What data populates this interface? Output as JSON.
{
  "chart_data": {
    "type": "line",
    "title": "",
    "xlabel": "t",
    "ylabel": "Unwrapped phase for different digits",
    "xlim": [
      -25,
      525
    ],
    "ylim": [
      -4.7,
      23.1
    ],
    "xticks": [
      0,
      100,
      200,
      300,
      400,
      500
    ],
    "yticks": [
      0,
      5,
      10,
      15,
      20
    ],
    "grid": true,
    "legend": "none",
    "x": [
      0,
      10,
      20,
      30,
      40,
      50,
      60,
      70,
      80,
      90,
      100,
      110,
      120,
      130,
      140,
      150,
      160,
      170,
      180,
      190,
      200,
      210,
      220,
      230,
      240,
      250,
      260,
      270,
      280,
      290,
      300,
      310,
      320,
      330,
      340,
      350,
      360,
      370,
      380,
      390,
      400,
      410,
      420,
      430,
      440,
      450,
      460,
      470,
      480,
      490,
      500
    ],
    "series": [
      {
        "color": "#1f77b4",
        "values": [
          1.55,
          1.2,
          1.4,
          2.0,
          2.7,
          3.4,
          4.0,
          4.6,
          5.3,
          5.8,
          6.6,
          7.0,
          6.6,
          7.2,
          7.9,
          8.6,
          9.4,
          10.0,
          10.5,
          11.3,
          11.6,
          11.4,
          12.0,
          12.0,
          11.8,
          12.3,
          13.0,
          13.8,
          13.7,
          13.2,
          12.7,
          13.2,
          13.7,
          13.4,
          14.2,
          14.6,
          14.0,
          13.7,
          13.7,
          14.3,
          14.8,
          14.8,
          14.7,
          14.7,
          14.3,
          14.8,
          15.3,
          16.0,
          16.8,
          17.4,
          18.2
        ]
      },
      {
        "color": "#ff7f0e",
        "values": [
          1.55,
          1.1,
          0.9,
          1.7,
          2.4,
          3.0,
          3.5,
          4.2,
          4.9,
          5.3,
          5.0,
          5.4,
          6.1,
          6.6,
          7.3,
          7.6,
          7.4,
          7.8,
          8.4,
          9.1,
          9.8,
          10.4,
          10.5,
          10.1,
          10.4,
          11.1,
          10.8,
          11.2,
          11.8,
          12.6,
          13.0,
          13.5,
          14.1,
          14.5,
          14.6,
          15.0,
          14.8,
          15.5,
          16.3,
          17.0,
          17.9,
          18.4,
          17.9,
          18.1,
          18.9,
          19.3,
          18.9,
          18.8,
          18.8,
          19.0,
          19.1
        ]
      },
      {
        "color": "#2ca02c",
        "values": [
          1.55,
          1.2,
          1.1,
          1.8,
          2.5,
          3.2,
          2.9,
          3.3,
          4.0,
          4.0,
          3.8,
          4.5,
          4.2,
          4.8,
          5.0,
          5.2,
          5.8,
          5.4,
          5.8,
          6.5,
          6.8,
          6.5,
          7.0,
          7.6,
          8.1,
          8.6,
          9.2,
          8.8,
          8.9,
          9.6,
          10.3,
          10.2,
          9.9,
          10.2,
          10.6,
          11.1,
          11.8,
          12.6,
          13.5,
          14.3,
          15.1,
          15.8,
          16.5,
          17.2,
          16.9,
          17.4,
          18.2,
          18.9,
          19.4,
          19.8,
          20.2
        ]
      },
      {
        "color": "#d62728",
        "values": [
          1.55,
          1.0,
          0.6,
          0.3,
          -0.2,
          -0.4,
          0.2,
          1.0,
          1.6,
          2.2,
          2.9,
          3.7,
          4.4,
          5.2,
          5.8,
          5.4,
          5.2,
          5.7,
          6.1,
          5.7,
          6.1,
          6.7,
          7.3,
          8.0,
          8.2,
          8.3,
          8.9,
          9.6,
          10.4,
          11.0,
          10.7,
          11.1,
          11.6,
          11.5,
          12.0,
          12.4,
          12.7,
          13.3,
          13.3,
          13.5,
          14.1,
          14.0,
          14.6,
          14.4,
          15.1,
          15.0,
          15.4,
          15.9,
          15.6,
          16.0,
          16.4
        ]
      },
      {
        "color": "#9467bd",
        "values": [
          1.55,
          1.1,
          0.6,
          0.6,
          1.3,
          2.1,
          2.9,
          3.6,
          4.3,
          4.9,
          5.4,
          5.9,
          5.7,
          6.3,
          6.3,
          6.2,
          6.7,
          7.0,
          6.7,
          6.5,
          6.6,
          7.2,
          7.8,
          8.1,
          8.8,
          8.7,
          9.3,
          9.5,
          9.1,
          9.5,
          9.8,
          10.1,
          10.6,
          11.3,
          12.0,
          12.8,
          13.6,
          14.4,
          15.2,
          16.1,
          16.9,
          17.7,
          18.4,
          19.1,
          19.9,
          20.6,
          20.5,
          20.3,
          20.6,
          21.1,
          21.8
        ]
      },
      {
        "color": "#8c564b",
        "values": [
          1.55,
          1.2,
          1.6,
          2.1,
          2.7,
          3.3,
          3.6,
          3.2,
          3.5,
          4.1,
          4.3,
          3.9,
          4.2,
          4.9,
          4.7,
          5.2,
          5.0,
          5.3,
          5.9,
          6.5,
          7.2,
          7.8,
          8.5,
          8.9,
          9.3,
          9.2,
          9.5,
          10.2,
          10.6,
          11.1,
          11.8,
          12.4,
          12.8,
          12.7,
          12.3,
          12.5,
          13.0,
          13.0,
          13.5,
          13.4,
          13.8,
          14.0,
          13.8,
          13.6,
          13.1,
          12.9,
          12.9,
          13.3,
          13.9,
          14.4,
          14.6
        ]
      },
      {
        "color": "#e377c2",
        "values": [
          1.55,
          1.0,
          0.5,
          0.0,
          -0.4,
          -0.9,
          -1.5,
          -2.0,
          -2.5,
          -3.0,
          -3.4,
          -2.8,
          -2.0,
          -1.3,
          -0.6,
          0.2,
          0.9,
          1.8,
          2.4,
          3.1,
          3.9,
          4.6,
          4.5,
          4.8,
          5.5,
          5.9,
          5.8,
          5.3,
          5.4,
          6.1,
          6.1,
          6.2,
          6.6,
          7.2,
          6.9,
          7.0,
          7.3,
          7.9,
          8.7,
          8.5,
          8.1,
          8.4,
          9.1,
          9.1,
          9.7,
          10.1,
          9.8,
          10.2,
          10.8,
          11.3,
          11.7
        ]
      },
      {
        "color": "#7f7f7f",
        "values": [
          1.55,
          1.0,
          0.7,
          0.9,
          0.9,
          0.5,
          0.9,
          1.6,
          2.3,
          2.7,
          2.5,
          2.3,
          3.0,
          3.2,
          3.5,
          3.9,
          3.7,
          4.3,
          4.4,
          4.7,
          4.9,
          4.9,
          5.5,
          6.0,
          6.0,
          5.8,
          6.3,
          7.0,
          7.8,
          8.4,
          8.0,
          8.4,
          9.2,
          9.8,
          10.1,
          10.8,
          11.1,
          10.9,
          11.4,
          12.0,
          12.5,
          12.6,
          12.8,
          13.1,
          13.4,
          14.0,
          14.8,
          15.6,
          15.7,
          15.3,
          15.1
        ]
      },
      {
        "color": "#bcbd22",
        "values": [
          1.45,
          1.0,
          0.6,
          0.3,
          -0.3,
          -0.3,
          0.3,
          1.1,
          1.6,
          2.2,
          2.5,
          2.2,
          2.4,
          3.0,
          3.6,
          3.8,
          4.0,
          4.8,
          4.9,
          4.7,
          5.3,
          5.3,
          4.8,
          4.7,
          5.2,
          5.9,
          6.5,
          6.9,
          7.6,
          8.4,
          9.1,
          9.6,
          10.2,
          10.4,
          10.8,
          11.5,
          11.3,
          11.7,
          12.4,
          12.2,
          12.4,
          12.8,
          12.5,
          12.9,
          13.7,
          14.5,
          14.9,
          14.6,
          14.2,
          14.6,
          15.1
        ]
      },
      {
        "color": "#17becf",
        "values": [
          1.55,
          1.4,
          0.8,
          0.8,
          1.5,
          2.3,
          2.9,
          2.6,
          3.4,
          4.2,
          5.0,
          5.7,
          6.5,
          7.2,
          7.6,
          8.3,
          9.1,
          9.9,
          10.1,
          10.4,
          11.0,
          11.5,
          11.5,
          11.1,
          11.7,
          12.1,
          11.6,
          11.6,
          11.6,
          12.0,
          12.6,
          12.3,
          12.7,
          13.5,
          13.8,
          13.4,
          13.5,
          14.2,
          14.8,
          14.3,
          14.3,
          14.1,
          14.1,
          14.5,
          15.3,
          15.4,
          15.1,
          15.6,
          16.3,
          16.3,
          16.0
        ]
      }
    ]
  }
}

════════════════════

## The exercise
Search the data above for lines holding "color" and copy each of them.

## Task answer
        "color": "#1f77b4",
        "color": "#ff7f0e",
        "color": "#2ca02c",
        "color": "#d62728",
        "color": "#9467bd",
        "color": "#8c564b",
        "color": "#e377c2",
        "color": "#7f7f7f",
        "color": "#bcbd22",
        "color": "#17becf",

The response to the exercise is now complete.